Written exercise: From the entries below, write out the lines from the one holding "- pcb-bv-silk-mark-triangle: ▲: [525, 1030, 547, 1056]" through the one holding "- pcb-usb-anchor-left: [558, 698, 569, 709]", inclusive, as a numbered list with blank lines omitted.

Dataset extract:
══════════════════════════════

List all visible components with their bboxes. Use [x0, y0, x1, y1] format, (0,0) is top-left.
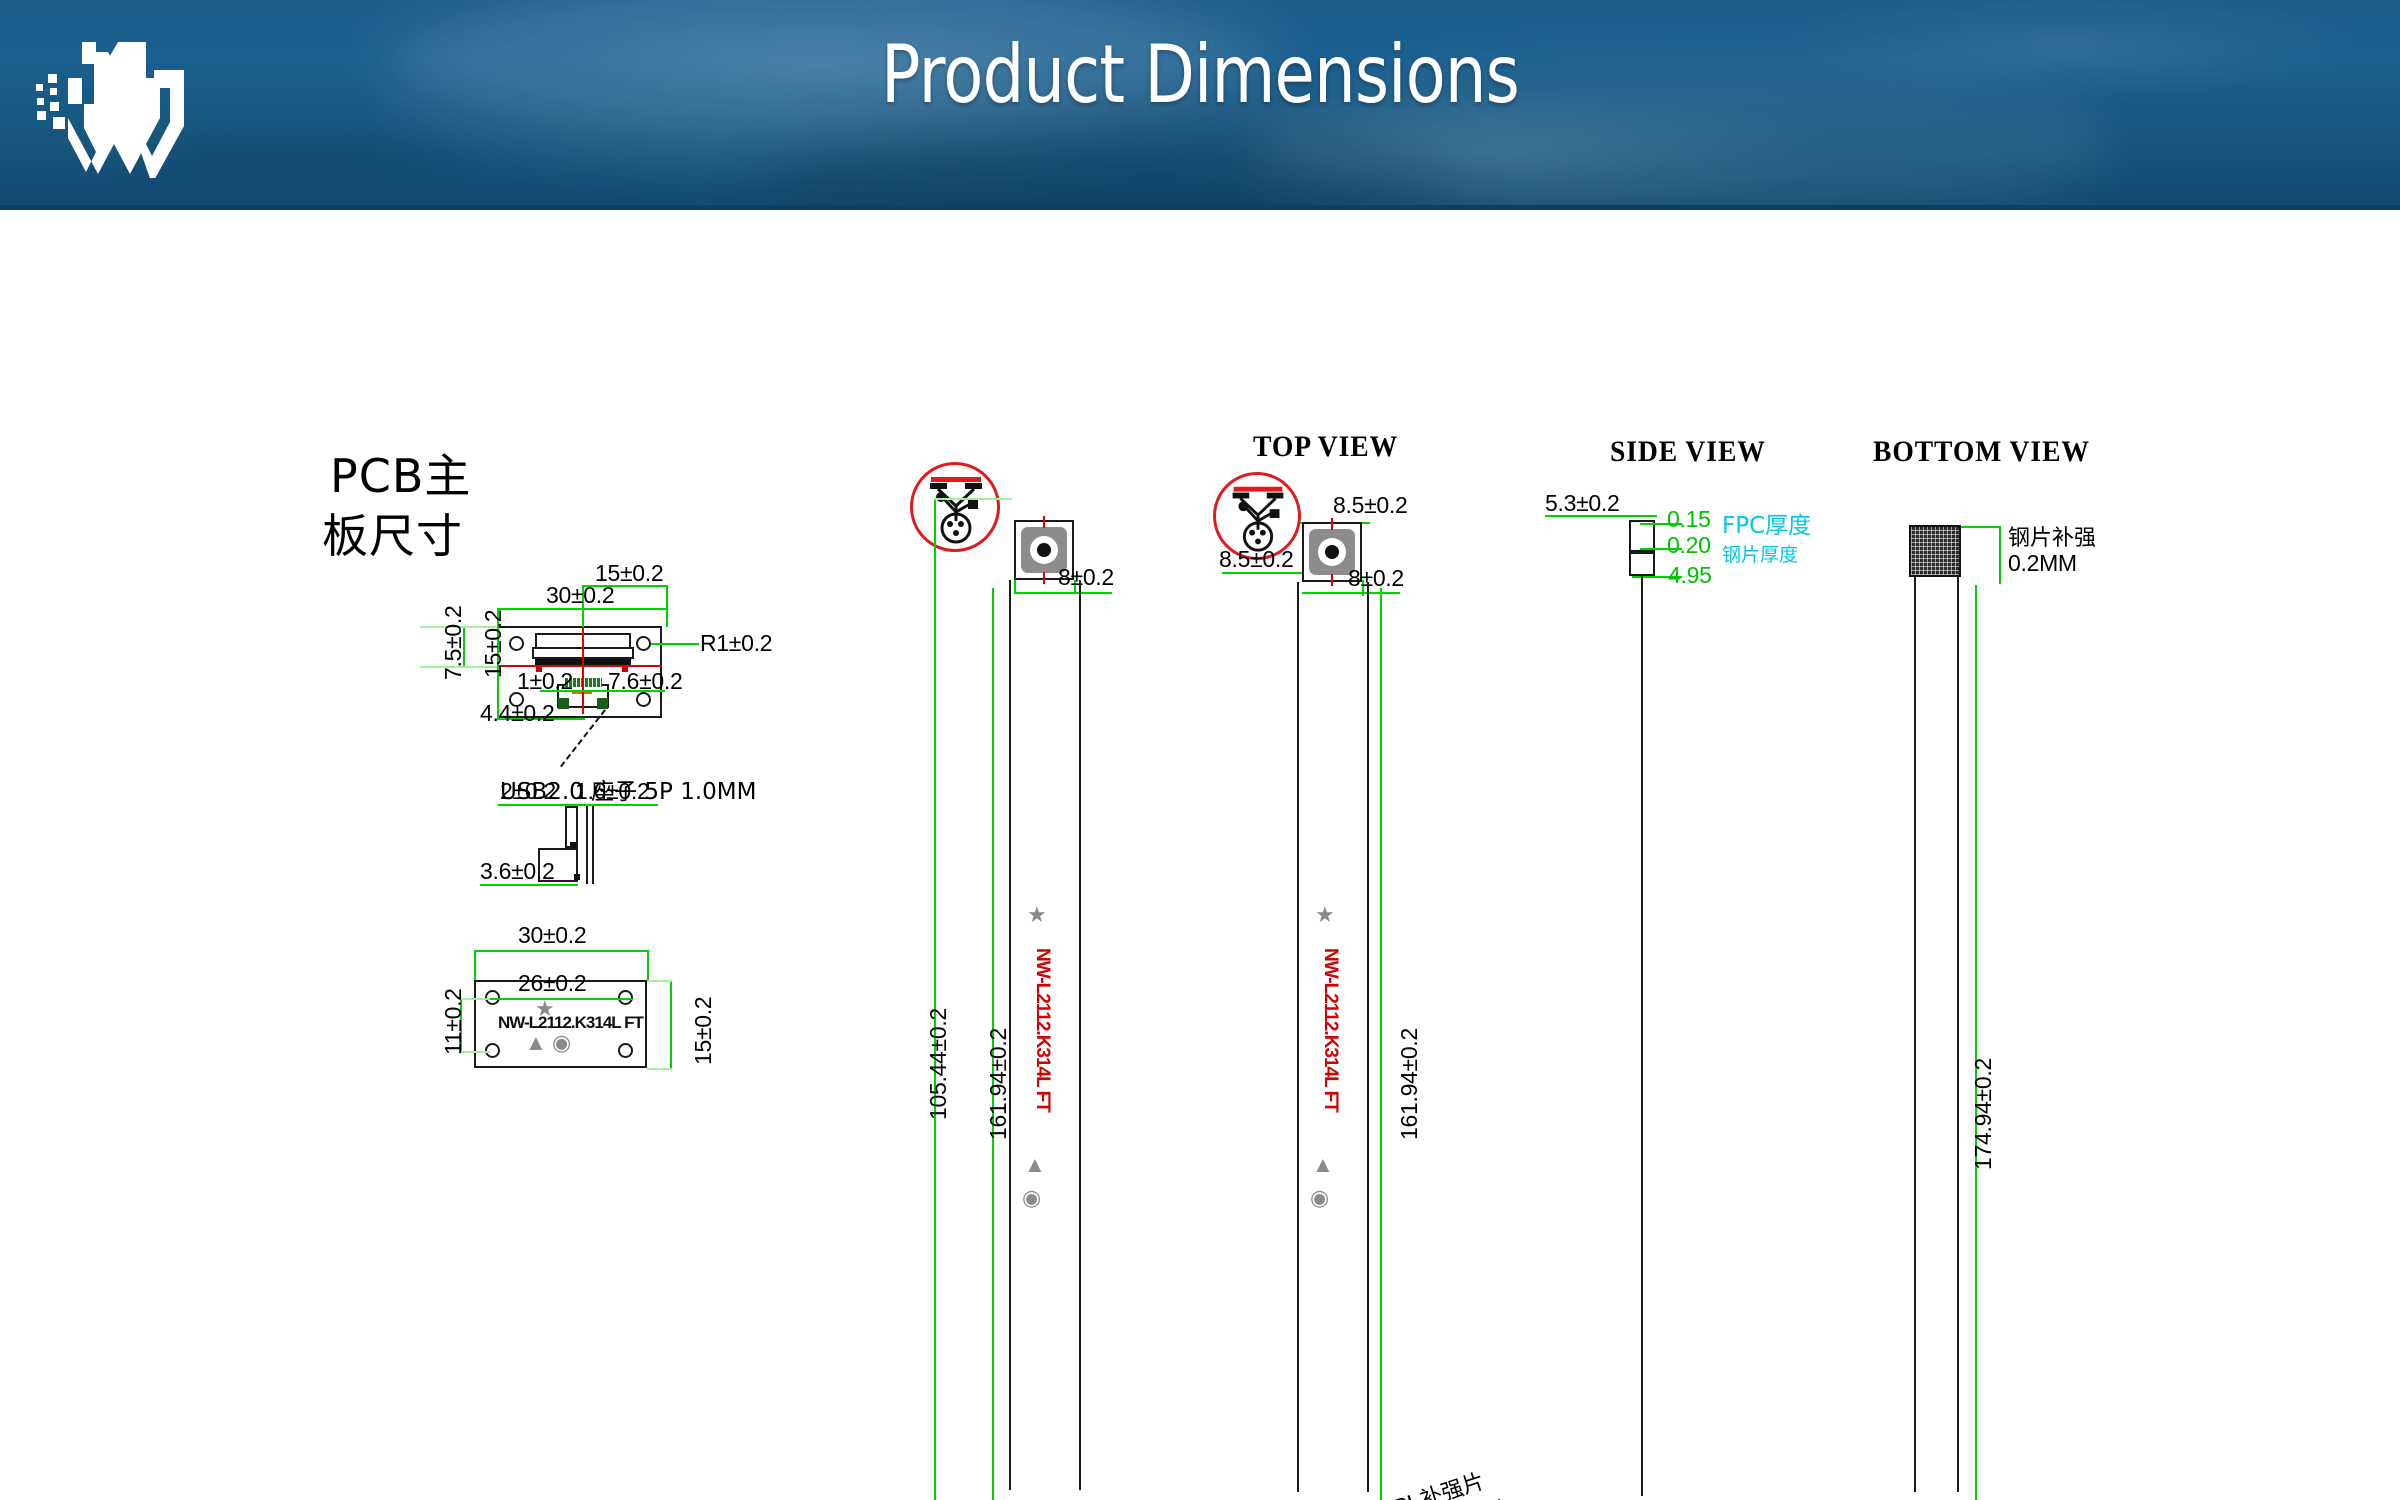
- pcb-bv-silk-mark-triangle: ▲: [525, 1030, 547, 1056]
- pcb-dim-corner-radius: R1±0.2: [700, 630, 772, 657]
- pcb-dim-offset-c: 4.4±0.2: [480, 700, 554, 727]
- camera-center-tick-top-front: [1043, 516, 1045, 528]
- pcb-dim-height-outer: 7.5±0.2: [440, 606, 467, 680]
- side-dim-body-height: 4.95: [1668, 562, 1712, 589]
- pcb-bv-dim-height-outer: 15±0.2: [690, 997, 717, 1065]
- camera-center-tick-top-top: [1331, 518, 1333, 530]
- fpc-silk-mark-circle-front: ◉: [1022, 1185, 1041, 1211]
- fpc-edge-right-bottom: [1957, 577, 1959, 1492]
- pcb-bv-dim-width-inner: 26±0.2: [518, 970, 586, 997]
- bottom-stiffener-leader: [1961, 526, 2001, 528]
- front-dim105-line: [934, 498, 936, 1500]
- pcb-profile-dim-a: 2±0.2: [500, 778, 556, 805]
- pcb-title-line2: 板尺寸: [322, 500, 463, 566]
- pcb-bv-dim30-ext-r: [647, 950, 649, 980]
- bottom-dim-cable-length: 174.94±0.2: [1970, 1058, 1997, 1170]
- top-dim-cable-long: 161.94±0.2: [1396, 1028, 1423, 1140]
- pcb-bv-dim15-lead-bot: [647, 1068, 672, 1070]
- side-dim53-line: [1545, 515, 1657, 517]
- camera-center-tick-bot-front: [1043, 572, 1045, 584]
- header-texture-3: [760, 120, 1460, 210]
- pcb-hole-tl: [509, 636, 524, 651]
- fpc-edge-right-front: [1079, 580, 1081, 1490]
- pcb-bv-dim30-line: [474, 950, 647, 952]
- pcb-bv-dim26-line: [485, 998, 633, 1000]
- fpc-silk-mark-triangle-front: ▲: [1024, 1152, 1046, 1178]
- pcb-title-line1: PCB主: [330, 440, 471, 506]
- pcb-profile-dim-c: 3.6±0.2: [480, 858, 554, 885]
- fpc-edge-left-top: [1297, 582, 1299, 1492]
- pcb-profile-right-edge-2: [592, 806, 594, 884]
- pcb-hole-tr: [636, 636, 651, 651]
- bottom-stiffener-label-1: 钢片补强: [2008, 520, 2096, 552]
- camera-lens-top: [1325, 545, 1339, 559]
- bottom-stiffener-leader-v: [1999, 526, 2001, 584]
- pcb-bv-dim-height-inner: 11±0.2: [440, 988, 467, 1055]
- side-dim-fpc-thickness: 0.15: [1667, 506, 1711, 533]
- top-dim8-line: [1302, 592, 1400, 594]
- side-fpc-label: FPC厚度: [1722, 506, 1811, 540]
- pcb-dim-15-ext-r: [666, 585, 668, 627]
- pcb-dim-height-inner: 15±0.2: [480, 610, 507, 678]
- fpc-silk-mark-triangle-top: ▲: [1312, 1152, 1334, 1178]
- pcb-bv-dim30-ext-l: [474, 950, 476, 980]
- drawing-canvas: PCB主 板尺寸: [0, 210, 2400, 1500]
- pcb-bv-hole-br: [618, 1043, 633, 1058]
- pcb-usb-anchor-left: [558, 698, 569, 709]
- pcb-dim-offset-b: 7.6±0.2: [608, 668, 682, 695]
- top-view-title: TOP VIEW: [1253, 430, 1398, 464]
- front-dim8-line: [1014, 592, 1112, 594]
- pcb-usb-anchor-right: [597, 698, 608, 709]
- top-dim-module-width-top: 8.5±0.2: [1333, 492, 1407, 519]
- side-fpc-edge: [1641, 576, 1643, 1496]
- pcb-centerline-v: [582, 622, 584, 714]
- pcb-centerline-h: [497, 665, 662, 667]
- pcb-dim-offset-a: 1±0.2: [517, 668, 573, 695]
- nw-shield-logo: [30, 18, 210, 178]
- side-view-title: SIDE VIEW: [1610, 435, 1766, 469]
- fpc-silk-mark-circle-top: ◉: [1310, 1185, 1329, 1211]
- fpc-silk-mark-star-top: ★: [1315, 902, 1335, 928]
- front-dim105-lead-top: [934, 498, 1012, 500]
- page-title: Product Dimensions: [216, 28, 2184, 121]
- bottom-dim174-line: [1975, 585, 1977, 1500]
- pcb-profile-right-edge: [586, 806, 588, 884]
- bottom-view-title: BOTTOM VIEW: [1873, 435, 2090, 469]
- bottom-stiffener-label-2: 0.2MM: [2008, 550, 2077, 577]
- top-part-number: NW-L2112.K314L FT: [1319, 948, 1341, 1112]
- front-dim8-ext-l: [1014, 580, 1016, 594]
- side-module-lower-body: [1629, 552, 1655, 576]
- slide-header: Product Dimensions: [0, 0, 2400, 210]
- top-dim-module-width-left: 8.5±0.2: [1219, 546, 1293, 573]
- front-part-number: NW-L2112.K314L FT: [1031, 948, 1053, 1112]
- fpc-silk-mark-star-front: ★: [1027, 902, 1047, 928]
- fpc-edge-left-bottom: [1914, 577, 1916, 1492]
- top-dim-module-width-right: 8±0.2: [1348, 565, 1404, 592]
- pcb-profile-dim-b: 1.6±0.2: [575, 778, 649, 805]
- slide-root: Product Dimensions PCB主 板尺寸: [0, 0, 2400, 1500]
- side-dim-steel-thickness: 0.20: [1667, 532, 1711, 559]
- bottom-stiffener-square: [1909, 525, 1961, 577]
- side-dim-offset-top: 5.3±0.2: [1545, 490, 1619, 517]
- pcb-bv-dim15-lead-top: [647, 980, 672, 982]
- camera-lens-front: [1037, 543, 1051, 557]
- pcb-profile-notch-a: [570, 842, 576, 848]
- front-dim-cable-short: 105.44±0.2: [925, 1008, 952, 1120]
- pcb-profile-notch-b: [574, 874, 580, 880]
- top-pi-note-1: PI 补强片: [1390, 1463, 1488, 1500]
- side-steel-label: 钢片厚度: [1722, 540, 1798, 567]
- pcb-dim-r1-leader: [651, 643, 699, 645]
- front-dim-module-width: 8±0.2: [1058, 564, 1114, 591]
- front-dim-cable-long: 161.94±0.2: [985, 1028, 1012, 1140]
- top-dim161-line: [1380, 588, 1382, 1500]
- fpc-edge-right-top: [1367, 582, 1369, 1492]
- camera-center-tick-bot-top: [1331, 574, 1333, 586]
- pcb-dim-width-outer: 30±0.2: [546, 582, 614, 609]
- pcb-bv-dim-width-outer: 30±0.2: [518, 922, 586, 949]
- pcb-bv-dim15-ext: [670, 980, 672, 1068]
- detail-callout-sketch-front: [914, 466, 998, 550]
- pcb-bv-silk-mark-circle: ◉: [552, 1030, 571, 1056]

══════════════════════════════

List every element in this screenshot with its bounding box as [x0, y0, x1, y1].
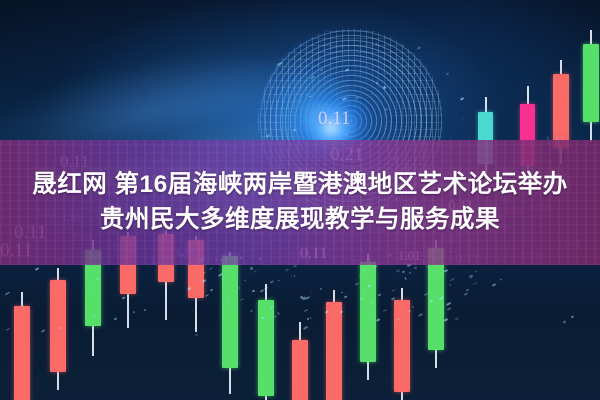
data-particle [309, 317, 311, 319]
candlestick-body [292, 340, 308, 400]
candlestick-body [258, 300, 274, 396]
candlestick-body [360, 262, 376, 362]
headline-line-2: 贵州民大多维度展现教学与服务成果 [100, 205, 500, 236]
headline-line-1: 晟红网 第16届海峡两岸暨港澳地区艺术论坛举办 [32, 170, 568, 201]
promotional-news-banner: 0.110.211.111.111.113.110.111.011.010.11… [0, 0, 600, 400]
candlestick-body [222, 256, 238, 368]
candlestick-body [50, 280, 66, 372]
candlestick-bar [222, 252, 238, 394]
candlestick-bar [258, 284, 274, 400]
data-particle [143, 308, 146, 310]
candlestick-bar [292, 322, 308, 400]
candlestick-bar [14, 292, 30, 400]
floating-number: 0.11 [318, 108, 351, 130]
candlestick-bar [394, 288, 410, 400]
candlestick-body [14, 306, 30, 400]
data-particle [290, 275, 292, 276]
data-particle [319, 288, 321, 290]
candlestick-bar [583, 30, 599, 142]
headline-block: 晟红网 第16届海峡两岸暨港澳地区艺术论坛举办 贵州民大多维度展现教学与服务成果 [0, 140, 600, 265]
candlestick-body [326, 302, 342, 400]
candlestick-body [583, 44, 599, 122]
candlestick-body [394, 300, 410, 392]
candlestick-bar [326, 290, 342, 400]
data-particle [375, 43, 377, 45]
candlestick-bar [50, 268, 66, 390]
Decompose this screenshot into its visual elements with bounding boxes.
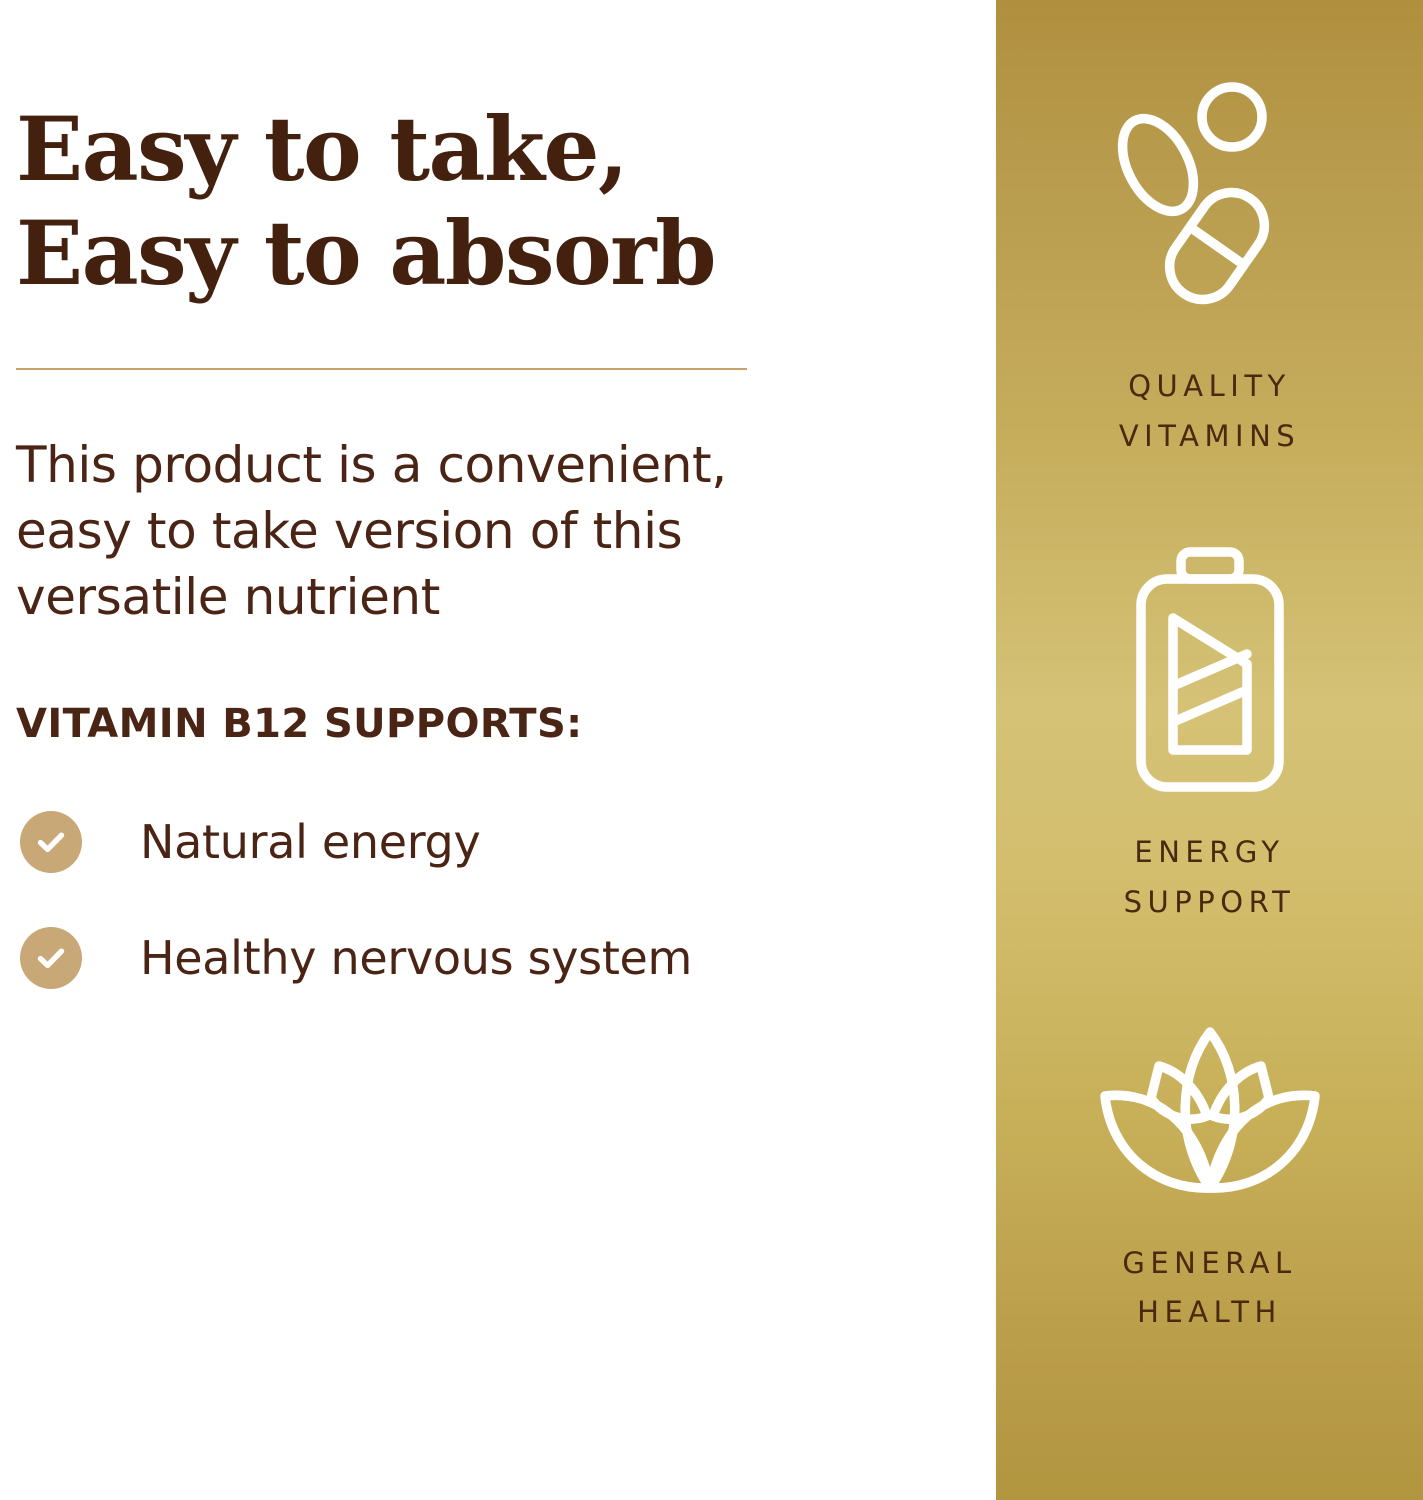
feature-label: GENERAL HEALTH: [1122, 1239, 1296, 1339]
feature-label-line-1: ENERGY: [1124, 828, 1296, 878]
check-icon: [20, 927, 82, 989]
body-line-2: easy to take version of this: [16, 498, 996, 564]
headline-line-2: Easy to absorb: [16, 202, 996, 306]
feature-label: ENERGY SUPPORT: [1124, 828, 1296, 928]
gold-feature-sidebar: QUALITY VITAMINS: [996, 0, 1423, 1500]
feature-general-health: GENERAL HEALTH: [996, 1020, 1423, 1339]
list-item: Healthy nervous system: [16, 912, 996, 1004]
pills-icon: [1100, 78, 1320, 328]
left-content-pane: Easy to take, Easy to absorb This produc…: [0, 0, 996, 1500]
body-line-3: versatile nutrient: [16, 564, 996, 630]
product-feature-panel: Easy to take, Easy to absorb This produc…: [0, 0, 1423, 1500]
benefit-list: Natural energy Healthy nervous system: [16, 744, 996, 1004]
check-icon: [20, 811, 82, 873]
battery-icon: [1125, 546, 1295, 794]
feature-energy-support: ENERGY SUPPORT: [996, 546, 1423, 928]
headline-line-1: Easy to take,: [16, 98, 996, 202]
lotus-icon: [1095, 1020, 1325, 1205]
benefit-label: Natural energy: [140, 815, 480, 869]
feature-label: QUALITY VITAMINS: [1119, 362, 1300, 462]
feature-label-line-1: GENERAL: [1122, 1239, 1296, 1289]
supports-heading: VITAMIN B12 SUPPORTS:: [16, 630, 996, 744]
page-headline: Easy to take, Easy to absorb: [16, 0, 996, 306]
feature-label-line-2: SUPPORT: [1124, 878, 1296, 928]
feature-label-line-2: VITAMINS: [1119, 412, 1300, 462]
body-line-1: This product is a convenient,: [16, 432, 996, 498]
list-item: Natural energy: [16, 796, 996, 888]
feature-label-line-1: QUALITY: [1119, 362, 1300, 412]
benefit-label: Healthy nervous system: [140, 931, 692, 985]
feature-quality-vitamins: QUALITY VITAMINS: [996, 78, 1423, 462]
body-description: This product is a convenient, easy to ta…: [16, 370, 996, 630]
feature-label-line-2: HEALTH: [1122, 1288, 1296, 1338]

══════════════════════════════

Written response:
1. - pcb-bv-silk-mark-triangle: ▲: [525, 1030, 547, 1056]
2. - pcb-dim-corner-radius: R1±0.2: [700, 630, 772, 657]
3. - pcb-dim-offset-c: 4.4±0.2: [480, 700, 554, 727]
4. - camera-center-tick-top-front: [1043, 516, 1045, 528]
5. - pcb-dim-height-outer: 7.5±0.2: [440, 606, 467, 680]
6. - side-dim-body-height: 4.95: [1668, 562, 1712, 589]
7. - pcb-bv-dim-height-outer: 15±0.2: [690, 997, 717, 1065]
8. - camera-center-tick-top-top: [1331, 518, 1333, 530]
9. - fpc-silk-mark-circle-front: ◉: [1022, 1185, 1041, 1211]
10. - fpc-edge-right-bottom: [1957, 577, 1959, 1492]
11. - pcb-bv-dim-width-inner: 26±0.2: [518, 970, 586, 997]
12. - bottom-stiffener-leader: [1961, 526, 2001, 528]
13. - front-dim105-line: [934, 498, 936, 1500]
14. - pcb-profile-dim-a: 2±0.2: [500, 778, 556, 805]
15. - pcb-title-line2: 板尺寸: [322, 500, 463, 566]
16. - pcb-bv-dim30-ext-r: [647, 950, 649, 980]
17. - bottom-dim-cable-length: 174.94±0.2: [1970, 1058, 1997, 1170]
18. - top-dim-cable-long: 161.94±0.2: [1396, 1028, 1423, 1140]
19. - pcb-bv-dim15-lead-bot: [647, 1068, 672, 1070]
20. - side-dim53-line: [1545, 515, 1657, 517]
21. - camera-center-tick-bot-front: [1043, 572, 1045, 584]
22. - header-texture-3: [760, 120, 1460, 210]
23. - pcb-hole-tl: [509, 636, 524, 651]
24. - fpc-edge-right-front: [1079, 580, 1081, 1490]
25. - pcb-bv-dim30-line: [474, 950, 647, 952]
26. - pcb-bv-dim26-line: [485, 998, 633, 1000]
27. - fpc-silk-mark-triangle-front: ▲: [1024, 1152, 1046, 1178]
28. - pcb-title-line1: PCB主: [330, 440, 471, 506]
29. - pcb-profile-dim-c: 3.6±0.2: [480, 858, 554, 885]
30. - fpc-edge-left-top: [1297, 582, 1299, 1492]
31. - pcb-profile-right-edge-2: [592, 806, 594, 884]
32. - pcb-hole-tr: [636, 636, 651, 651]
33. - bottom-stiffener-label-1: 钢片补强: [2008, 520, 2096, 552]
34. - camera-lens-top: [1325, 545, 1339, 559]
35. - bottom-stiffener-leader-v: [1999, 526, 2001, 584]
36. - pcb-bv-dim-height-inner: 11±0.2: [440, 988, 467, 1055]
37. - side-dim-fpc-thickness: 0.15: [1667, 506, 1711, 533]
38. - top-dim8-line: [1302, 592, 1400, 594]
39. - side-fpc-label: FPC厚度: [1722, 506, 1811, 540]
40. - pcb-dim-15-ext-r: [666, 585, 668, 627]
41. - pcb-dim-height-inner: 15±0.2: [480, 610, 507, 678]
42. - fpc-silk-mark-triangle-top: ▲: [1312, 1152, 1334, 1178]
43. - pcb-bv-dim30-ext-l: [474, 950, 476, 980]
44. - drawing-canvas: PCB主 板尺寸: [0, 210, 2400, 1500]
45. - pcb-bv-hole-br: [618, 1043, 633, 1058]
46. - pcb-usb-anchor-left: [558, 698, 569, 709]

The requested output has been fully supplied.